### Challenges
• a. Reproduce the earnings report passage starting with "For the nine month period, the restructuring-related" and going on through "the prior year.", swapping "stock option charge" for "equity compensation charge".
• b. According to the earnings report, what accounted for the company's reported net losses in the third quarter and the nine-month period?

### Text segment

Actual reported results were a net loss of $41 million, or $.46 per share in 
the third quarter, compared with net income of $38 million, or $.42 per share 
in the third quarter of 1996.  For the nine month period, the net loss was $69 
million, or $.77 per share, compared with net income of $100 million, or $1.12 
per share for the same period last year.  Restructuring charges, 
restructuring-related transition costs and non-cash charges related to stock 
options granted to the company's new chairman and chief executive officer 
accounted for the reported losses.  Restructuring charges of $106 million were 
taken in the third quarter in connection with actions announced on July 18, 
1997.  These charges are in addition to the $137 million recorded in the 
second quarter.  The company also recorded $19 million, or $.14 per share, of 
restructuring-related transition costs in the third quarter, comprised of $15 
million related to initiatives announced in the third quarter of 1995 and $4 
million related to growth initiatives announced in July 1997.  These costs are 
for moving, start-up and duplicative facility costs.  As previously announced, 
the company will incur approximately $100 million of restructuring -related 
                                       -8-
transition costs to through mid-1999 implement the 1997 growth initiatives.    
For the nine month period, the restructuring-related transition costs and the 
stock option charge were $52 million, or $.37 per share, compared with $22 
million, or $.16 per share in the prior year.       

Exclusive of restructuring and other transition-related charges, normalized or 
"core" net income in the third quarter was $49 million, or $.55 per share, a 
15% increase over prior year core earnings of $42 million, or $.48 per share.

### Information supplied

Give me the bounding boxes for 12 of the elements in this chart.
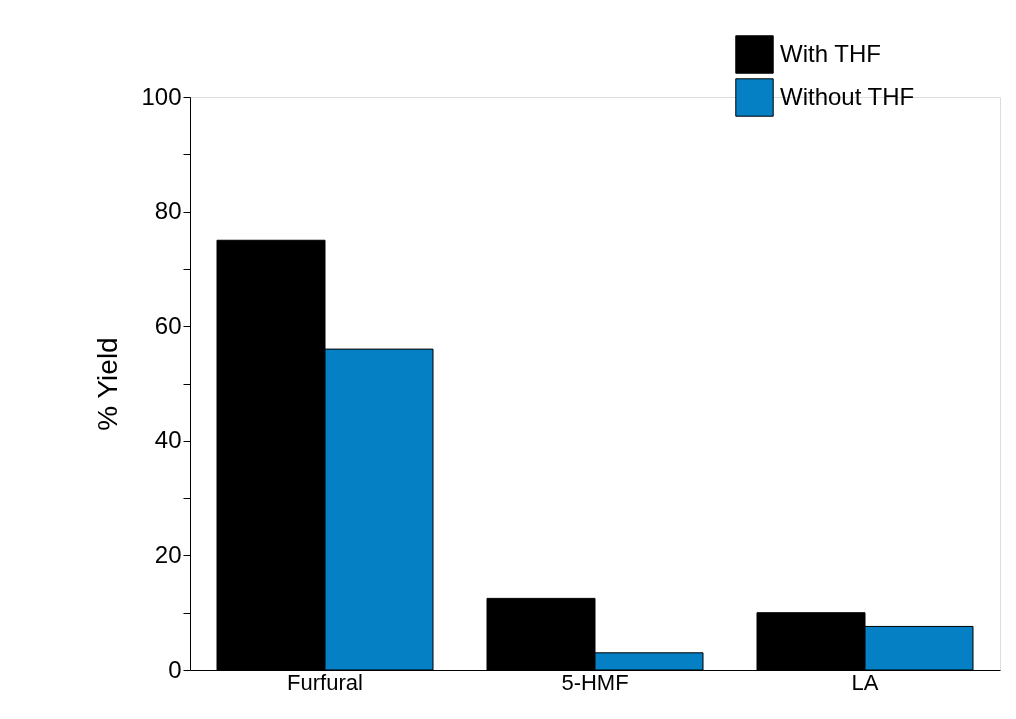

### Answers
• a.
For the nine month period, the restructuring-related transition costs and the 
equity compensation charge were $52 million, or $.37 per share, compared with $22 
million, or $.16 per share in the prior year.

• b. The reported losses came from three things: restructuring charges, restructuring-related transition costs, and non-cash charges for stock options granted to the company's new chairman and chief executive officer.